- _SOURCE DATA_
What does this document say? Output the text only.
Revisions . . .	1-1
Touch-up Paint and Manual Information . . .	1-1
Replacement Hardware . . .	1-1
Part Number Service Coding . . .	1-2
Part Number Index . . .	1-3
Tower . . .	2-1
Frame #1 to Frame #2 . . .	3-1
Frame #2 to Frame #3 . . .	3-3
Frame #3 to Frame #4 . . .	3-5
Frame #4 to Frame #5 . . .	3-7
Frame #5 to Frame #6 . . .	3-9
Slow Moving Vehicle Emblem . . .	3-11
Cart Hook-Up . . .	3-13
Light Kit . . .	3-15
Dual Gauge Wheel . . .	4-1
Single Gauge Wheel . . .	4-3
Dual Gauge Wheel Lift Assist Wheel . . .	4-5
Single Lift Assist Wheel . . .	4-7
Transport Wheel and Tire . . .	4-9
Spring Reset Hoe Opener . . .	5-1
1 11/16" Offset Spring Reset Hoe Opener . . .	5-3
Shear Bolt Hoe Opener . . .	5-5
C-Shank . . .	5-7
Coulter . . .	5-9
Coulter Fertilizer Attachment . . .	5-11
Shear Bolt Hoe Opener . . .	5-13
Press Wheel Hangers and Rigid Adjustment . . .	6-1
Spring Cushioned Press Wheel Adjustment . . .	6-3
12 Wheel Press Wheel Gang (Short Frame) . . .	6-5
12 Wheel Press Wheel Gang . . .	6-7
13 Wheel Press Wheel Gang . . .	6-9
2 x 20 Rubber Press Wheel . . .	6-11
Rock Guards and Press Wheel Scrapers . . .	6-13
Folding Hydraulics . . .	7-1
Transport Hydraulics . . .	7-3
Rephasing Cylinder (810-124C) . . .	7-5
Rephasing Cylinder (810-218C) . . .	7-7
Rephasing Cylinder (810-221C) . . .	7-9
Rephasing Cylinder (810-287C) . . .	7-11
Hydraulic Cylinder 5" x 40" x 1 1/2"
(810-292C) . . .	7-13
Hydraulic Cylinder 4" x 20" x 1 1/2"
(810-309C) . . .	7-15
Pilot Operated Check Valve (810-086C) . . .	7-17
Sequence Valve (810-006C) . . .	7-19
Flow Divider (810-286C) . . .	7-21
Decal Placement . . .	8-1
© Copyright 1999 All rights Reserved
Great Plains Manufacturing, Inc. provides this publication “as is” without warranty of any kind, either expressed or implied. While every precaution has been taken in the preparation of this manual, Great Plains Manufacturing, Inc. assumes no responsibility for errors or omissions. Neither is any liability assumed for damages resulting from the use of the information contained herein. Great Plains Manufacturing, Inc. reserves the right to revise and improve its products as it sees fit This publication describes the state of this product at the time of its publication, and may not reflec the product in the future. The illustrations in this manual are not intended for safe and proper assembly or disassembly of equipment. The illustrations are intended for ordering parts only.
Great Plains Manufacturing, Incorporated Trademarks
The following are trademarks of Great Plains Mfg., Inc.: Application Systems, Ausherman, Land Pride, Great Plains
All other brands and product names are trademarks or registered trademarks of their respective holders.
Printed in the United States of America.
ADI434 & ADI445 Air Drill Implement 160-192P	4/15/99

- _EXERCISE_
Gather from the data above every line with the string "Rephasing".

- _THE ANSWER_
Rephasing Cylinder (810-124C) . . .	7-5
Rephasing Cylinder (810-218C) . . .	7-7
Rephasing Cylinder (810-221C) . . .	7-9
Rephasing Cylinder (810-287C) . . .	7-11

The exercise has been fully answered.